GIVEN PROBLEM :: Write out the material below again, unchanged.

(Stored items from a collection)

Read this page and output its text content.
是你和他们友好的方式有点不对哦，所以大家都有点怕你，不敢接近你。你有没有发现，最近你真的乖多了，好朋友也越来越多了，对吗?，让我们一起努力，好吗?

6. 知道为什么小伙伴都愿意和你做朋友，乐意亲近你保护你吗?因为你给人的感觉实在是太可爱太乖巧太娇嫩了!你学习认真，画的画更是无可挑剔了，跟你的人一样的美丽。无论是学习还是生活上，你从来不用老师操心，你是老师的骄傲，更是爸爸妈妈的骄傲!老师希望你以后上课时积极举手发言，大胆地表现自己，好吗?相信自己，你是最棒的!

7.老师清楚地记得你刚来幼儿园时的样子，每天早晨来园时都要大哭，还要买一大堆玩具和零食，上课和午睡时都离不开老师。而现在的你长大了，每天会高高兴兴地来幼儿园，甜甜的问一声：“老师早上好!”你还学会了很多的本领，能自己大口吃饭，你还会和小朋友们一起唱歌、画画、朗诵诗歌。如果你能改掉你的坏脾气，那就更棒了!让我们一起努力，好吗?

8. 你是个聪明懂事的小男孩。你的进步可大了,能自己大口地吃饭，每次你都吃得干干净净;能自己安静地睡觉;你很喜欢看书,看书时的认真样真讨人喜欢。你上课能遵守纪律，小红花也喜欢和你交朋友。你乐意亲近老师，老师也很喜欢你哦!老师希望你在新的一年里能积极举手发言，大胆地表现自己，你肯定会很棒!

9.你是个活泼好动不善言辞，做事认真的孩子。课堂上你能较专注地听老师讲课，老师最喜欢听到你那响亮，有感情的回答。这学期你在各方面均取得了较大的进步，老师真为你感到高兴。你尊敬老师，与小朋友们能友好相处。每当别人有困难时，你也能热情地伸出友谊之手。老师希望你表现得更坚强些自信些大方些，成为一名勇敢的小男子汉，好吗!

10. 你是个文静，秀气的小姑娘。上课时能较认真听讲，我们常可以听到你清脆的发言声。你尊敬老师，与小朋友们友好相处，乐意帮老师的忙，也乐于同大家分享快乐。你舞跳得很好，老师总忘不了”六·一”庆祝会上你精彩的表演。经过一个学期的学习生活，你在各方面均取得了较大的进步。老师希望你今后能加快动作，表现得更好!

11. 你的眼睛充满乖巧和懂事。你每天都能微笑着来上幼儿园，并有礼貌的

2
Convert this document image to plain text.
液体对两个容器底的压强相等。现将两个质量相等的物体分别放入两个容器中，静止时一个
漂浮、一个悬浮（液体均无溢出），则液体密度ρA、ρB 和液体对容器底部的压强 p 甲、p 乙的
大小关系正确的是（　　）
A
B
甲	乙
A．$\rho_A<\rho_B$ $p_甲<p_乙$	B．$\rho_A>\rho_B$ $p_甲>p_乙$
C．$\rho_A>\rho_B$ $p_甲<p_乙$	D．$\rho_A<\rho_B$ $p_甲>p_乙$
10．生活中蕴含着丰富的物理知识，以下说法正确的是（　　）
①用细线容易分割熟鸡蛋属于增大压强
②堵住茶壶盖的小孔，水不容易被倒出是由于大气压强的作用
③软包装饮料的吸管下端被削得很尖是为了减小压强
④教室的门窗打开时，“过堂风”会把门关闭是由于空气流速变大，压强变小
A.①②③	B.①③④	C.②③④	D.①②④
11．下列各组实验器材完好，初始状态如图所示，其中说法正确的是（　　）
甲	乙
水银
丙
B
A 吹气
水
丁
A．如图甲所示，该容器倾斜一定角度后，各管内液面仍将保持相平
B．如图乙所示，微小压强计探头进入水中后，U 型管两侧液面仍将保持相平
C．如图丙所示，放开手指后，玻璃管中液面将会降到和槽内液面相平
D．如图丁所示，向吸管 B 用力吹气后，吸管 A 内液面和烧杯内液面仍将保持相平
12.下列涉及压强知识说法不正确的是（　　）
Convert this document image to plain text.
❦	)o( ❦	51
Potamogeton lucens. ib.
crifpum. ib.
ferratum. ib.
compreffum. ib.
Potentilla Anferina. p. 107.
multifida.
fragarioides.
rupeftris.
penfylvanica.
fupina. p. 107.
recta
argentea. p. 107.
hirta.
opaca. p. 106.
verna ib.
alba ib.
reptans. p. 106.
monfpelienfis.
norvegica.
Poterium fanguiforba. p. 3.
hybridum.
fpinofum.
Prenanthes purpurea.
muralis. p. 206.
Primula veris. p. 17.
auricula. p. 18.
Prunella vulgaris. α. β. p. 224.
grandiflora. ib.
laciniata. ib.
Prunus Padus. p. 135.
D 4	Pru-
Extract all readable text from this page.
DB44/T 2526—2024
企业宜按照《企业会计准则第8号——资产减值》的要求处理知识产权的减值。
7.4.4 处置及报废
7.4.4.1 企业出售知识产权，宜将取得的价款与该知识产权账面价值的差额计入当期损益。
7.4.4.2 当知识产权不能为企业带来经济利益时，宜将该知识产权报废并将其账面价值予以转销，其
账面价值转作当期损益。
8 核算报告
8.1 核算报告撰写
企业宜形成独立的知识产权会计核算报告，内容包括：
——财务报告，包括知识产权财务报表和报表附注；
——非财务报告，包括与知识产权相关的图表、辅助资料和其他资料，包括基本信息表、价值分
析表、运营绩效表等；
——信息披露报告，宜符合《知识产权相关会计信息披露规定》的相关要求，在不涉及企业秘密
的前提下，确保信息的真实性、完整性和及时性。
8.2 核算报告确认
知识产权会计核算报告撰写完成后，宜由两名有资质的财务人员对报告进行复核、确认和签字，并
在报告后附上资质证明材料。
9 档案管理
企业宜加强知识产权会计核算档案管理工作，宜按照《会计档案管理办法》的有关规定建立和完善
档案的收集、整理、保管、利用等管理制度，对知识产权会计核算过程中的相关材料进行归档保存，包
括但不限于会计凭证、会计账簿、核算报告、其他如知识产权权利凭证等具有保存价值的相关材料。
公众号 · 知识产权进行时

SOLUTION TO THE PROBLEM ::
Read this page and output its text content.
是你和他们友好的方式有点不对哦，所以大家都有点怕你，不敢接近你。你有没有发现，最近你真的乖多了，好朋友也越来越多了，对吗?，让我们一起努力，好吗?

6. 知道为什么小伙伴都愿意和你做朋友，乐意亲近你保护你吗?因为你给人的感觉实在是太可爱太乖巧太娇嫩了!你学习认真，画的画更是无可挑剔了，跟你的人一样的美丽。无论是学习还是生活上，你从来不用老师操心，你是老师的骄傲，更是爸爸妈妈的骄傲!老师希望你以后上课时积极举手发言，大胆地表现自己，好吗?相信自己，你是最棒的!

7.老师清楚地记得你刚来幼儿园时的样子，每天早晨来园时都要大哭，还要买一大堆玩具和零食，上课和午睡时都离不开老师。而现在的你长大了，每天会高高兴兴地来幼儿园，甜甜的问一声：“老师早上好!”你还学会了很多的本领，能自己大口吃饭，你还会和小朋友们一起唱歌、画画、朗诵诗歌。如果你能改掉你的坏脾气，那就更棒了!让我们一起努力，好吗?

8. 你是个聪明懂事的小男孩。你的进步可大了,能自己大口地吃饭，每次你都吃得干干净净;能自己安静地睡觉;你很喜欢看书,看书时的认真样真讨人喜欢。你上课能遵守纪律，小红花也喜欢和你交朋友。你乐意亲近老师，老师也很喜欢你哦!老师希望你在新的一年里能积极举手发言，大胆地表现自己，你肯定会很棒!

9.你是个活泼好动不善言辞，做事认真的孩子。课堂上你能较专注地听老师讲课，老师最喜欢听到你那响亮，有感情的回答。这学期你在各方面均取得了较大的进步，老师真为你感到高兴。你尊敬老师，与小朋友们能友好相处。每当别人有困难时，你也能热情地伸出友谊之手。老师希望你表现得更坚强些自信些大方些，成为一名勇敢的小男子汉，好吗!

10. 你是个文静，秀气的小姑娘。上课时能较认真听讲，我们常可以听到你清脆的发言声。你尊敬老师，与小朋友们友好相处，乐意帮老师的忙，也乐于同大家分享快乐。你舞跳得很好，老师总忘不了”六·一”庆祝会上你精彩的表演。经过一个学期的学习生活，你在各方面均取得了较大的进步。老师希望你今后能加快动作，表现得更好!

11. 你的眼睛充满乖巧和懂事。你每天都能微笑着来上幼儿园，并有礼貌的

2
Convert this document image to plain text.
液体对两个容器底的压强相等。现将两个质量相等的物体分别放入两个容器中，静止时一个
漂浮、一个悬浮（液体均无溢出），则液体密度ρA、ρB 和液体对容器底部的压强 p 甲、p 乙的
大小关系正确的是（　　）
A
B
甲	乙
A．$\rho_A<\rho_B$ $p_甲<p_乙$	B．$\rho_A>\rho_B$ $p_甲>p_乙$
C．$\rho_A>\rho_B$ $p_甲<p_乙$	D．$\rho_A<\rho_B$ $p_甲>p_乙$
10．生活中蕴含着丰富的物理知识，以下说法正确的是（　　）
①用细线容易分割熟鸡蛋属于增大压强
②堵住茶壶盖的小孔，水不容易被倒出是由于大气压强的作用
③软包装饮料的吸管下端被削得很尖是为了减小压强
④教室的门窗打开时，“过堂风”会把门关闭是由于空气流速变大，压强变小
A.①②③	B.①③④	C.②③④	D.①②④
11．下列各组实验器材完好，初始状态如图所示，其中说法正确的是（　　）
甲	乙
水银
丙
B
A 吹气
水
丁
A．如图甲所示，该容器倾斜一定角度后，各管内液面仍将保持相平
B．如图乙所示，微小压强计探头进入水中后，U 型管两侧液面仍将保持相平
C．如图丙所示，放开手指后，玻璃管中液面将会降到和槽内液面相平
D．如图丁所示，向吸管 B 用力吹气后，吸管 A 内液面和烧杯内液面仍将保持相平
12.下列涉及压强知识说法不正确的是（　　）
Convert this document image to plain text.
❦	)o( ❦	51
Potamogeton lucens. ib.
crifpum. ib.
ferratum. ib.
compreffum. ib.
Potentilla Anferina. p. 107.
multifida.
fragarioides.
rupeftris.
penfylvanica.
fupina. p. 107.
recta
argentea. p. 107.
hirta.
opaca. p. 106.
verna ib.
alba ib.
reptans. p. 106.
monfpelienfis.
norvegica.
Poterium fanguiforba. p. 3.
hybridum.
fpinofum.
Prenanthes purpurea.
muralis. p. 206.
Primula veris. p. 17.
auricula. p. 18.
Prunella vulgaris. α. β. p. 224.
grandiflora. ib.
laciniata. ib.
Prunus Padus. p. 135.
D 4	Pru-
Extract all readable text from this page.
DB44/T 2526—2024
企业宜按照《企业会计准则第8号——资产减值》的要求处理知识产权的减值。
7.4.4 处置及报废
7.4.4.1 企业出售知识产权，宜将取得的价款与该知识产权账面价值的差额计入当期损益。
7.4.4.2 当知识产权不能为企业带来经济利益时，宜将该知识产权报废并将其账面价值予以转销，其
账面价值转作当期损益。
8 核算报告
8.1 核算报告撰写
企业宜形成独立的知识产权会计核算报告，内容包括：
——财务报告，包括知识产权财务报表和报表附注；
——非财务报告，包括与知识产权相关的图表、辅助资料和其他资料，包括基本信息表、价值分
析表、运营绩效表等；
——信息披露报告，宜符合《知识产权相关会计信息披露规定》的相关要求，在不涉及企业秘密
的前提下，确保信息的真实性、完整性和及时性。
8.2 核算报告确认
知识产权会计核算报告撰写完成后，宜由两名有资质的财务人员对报告进行复核、确认和签字，并
在报告后附上资质证明材料。
9 档案管理
企业宜加强知识产权会计核算档案管理工作，宜按照《会计档案管理办法》的有关规定建立和完善
档案的收集、整理、保管、利用等管理制度，对知识产权会计核算过程中的相关材料进行归档保存，包
括但不限于会计凭证、会计账簿、核算报告、其他如知识产权权利凭证等具有保存价值的相关材料。
公众号 · 知识产权进行时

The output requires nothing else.